Data entries
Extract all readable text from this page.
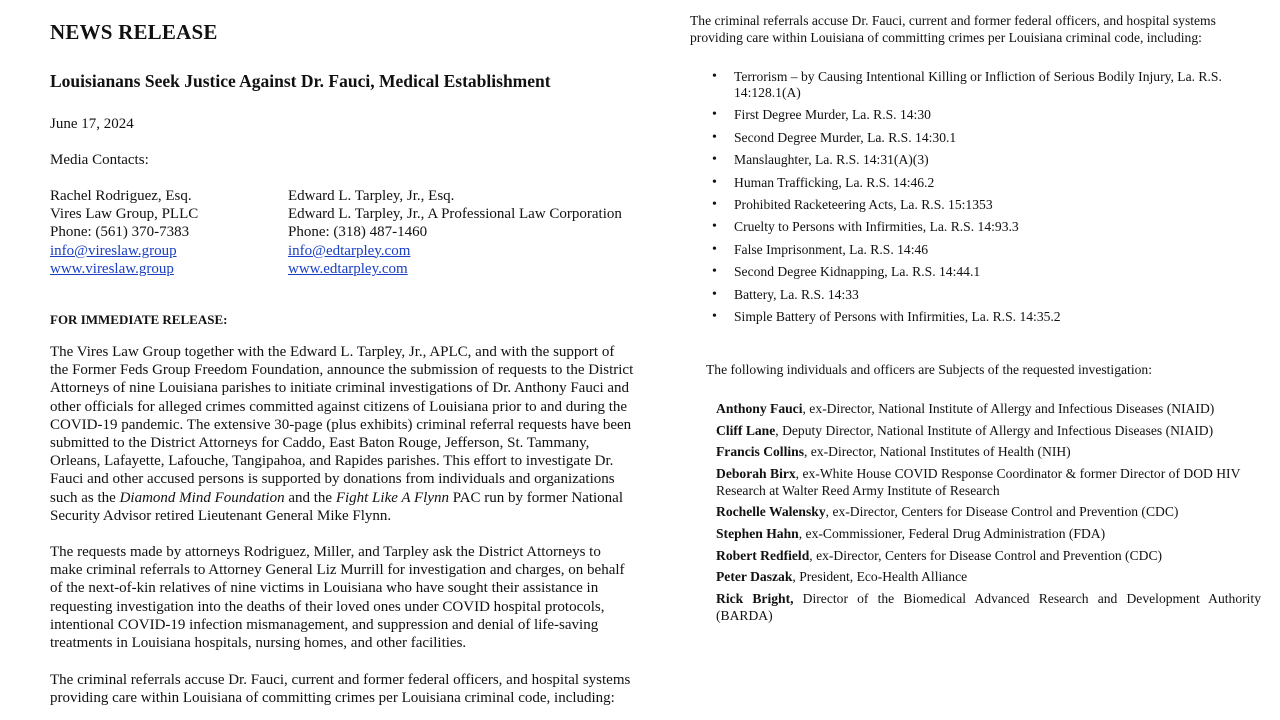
NEWS RELEASE
Louisianans Seek Justice Against Dr. Fauci, Medical Establishment
June 17, 2024
Media Contacts:
Rachel Rodriguez, Esq.
Vires Law Group, PLLC
Phone: (561) 370-7383
info@vireslaw.group
www.vireslaw.group
Edward L. Tarpley, Jr., Esq.
Edward L. Tarpley, Jr., A Professional Law Corporation
Phone: (318) 487-1460
info@edtarpley.com
www.edtarpley.com
FOR IMMEDIATE RELEASE:
The Vires Law Group together with the Edward L. Tarpley, Jr., APLC, and with the support of
the Former Feds Group Freedom Foundation, announce the submission of requests to the District
Attorneys of nine Louisiana parishes to initiate criminal investigations of Dr. Anthony Fauci and
other officials for alleged crimes committed against citizens of Louisiana prior to and during the
COVID-19 pandemic. The extensive 30-page (plus exhibits) criminal referral requests have been
submitted to the District Attorneys for Caddo, East Baton Rouge, Jefferson, St. Tammany,
Orleans, Lafayette, Lafouche, Tangipahoa, and Rapides parishes. This effort to investigate Dr.
Fauci and other accused persons is supported by donations from individuals and organizations
such as the Diamond Mind Foundation and the Fight Like A Flynn PAC run by former National
Security Advisor retired Lieutenant General Mike Flynn.
The requests made by attorneys Rodriguez, Miller, and Tarpley ask the District Attorneys to
make criminal referrals to Attorney General Liz Murrill for investigation and charges, on behalf
of the next-of-kin relatives of nine victims in Louisiana who have sought their assistance in
requesting investigation into the deaths of their loved ones under COVID hospital protocols,
intentional COVID-19 infection mismanagement, and suppression and denial of life-saving
treatments in Louisiana hospitals, nursing homes, and other facilities.
The criminal referrals accuse Dr. Fauci, current and former federal officers, and hospital systems
providing care within Louisiana of committing crimes per Louisiana criminal code, including:
The criminal referrals accuse Dr. Fauci, current and former federal officers, and hospital systems
providing care within Louisiana of committing crimes per Louisiana criminal code, including:
• Terrorism – by Causing Intentional Killing or Infliction of Serious Bodily Injury, La. R.S. 14:128.1(A)
• First Degree Murder, La. R.S. 14:30
• Second Degree Murder, La. R.S. 14:30.1
• Manslaughter, La. R.S. 14:31(A)(3)
• Human Trafficking, La. R.S. 14:46.2
• Prohibited Racketeering Acts, La. R.S. 15:1353
• Cruelty to Persons with Infirmities, La. R.S. 14:93.3
• False Imprisonment, La. R.S. 14:46
• Second Degree Kidnapping, La. R.S. 14:44.1
• Battery, La. R.S. 14:33
• Simple Battery of Persons with Infirmities, La. R.S. 14:35.2
The following individuals and officers are Subjects of the requested investigation:
Anthony Fauci, ex-Director, National Institute of Allergy and Infectious Diseases (NIAID)
Cliff Lane, Deputy Director, National Institute of Allergy and Infectious Diseases (NIAID)
Francis Collins, ex-Director, National Institutes of Health (NIH)
Deborah Birx, ex-White House COVID Response Coordinator & former Director of DOD HIV Research at Walter Reed Army Institute of Research
Rochelle Walensky, ex-Director, Centers for Disease Control and Prevention (CDC)
Stephen Hahn, ex-Commissioner, Federal Drug Administration (FDA)
Robert Redfield, ex-Director, Centers for Disease Control and Prevention (CDC)
Peter Daszak, President, Eco-Health Alliance
Rick Bright, Director of the Biomedical Advanced Research and Development Authority (BARDA)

▶ [Task instructions]: Every record gets retyped exactly; no picture goes into the copy.

▶ [Answer below]:
Extract all readable text from this page.
NEWS RELEASE
Louisianans Seek Justice Against Dr. Fauci, Medical Establishment
June 17, 2024
Media Contacts:
Rachel Rodriguez, Esq.
Vires Law Group, PLLC
Phone: (561) 370-7383
info@vireslaw.group
www.vireslaw.group
Edward L. Tarpley, Jr., Esq.
Edward L. Tarpley, Jr., A Professional Law Corporation
Phone: (318) 487-1460
info@edtarpley.com
www.edtarpley.com
FOR IMMEDIATE RELEASE:
The Vires Law Group together with the Edward L. Tarpley, Jr., APLC, and with the support of
the Former Feds Group Freedom Foundation, announce the submission of requests to the District
Attorneys of nine Louisiana parishes to initiate criminal investigations of Dr. Anthony Fauci and
other officials for alleged crimes committed against citizens of Louisiana prior to and during the
COVID-19 pandemic. The extensive 30-page (plus exhibits) criminal referral requests have been
submitted to the District Attorneys for Caddo, East Baton Rouge, Jefferson, St. Tammany,
Orleans, Lafayette, Lafouche, Tangipahoa, and Rapides parishes. This effort to investigate Dr.
Fauci and other accused persons is supported by donations from individuals and organizations
such as the Diamond Mind Foundation and the Fight Like A Flynn PAC run by former National
Security Advisor retired Lieutenant General Mike Flynn.
The requests made by attorneys Rodriguez, Miller, and Tarpley ask the District Attorneys to
make criminal referrals to Attorney General Liz Murrill for investigation and charges, on behalf
of the next-of-kin relatives of nine victims in Louisiana who have sought their assistance in
requesting investigation into the deaths of their loved ones under COVID hospital protocols,
intentional COVID-19 infection mismanagement, and suppression and denial of life-saving
treatments in Louisiana hospitals, nursing homes, and other facilities.
The criminal referrals accuse Dr. Fauci, current and former federal officers, and hospital systems
providing care within Louisiana of committing crimes per Louisiana criminal code, including:
The criminal referrals accuse Dr. Fauci, current and former federal officers, and hospital systems
providing care within Louisiana of committing crimes per Louisiana criminal code, including:
• Terrorism – by Causing Intentional Killing or Infliction of Serious Bodily Injury, La. R.S. 14:128.1(A)
• First Degree Murder, La. R.S. 14:30
• Second Degree Murder, La. R.S. 14:30.1
• Manslaughter, La. R.S. 14:31(A)(3)
• Human Trafficking, La. R.S. 14:46.2
• Prohibited Racketeering Acts, La. R.S. 15:1353
• Cruelty to Persons with Infirmities, La. R.S. 14:93.3
• False Imprisonment, La. R.S. 14:46
• Second Degree Kidnapping, La. R.S. 14:44.1
• Battery, La. R.S. 14:33
• Simple Battery of Persons with Infirmities, La. R.S. 14:35.2
The following individuals and officers are Subjects of the requested investigation:
Anthony Fauci, ex-Director, National Institute of Allergy and Infectious Diseases (NIAID)
Cliff Lane, Deputy Director, National Institute of Allergy and Infectious Diseases (NIAID)
Francis Collins, ex-Director, National Institutes of Health (NIH)
Deborah Birx, ex-White House COVID Response Coordinator & former Director of DOD HIV Research at Walter Reed Army Institute of Research
Rochelle Walensky, ex-Director, Centers for Disease Control and Prevention (CDC)
Stephen Hahn, ex-Commissioner, Federal Drug Administration (FDA)
Robert Redfield, ex-Director, Centers for Disease Control and Prevention (CDC)
Peter Daszak, President, Eco-Health Alliance
Rick Bright, Director of the Biomedical Advanced Research and Development Authority (BARDA)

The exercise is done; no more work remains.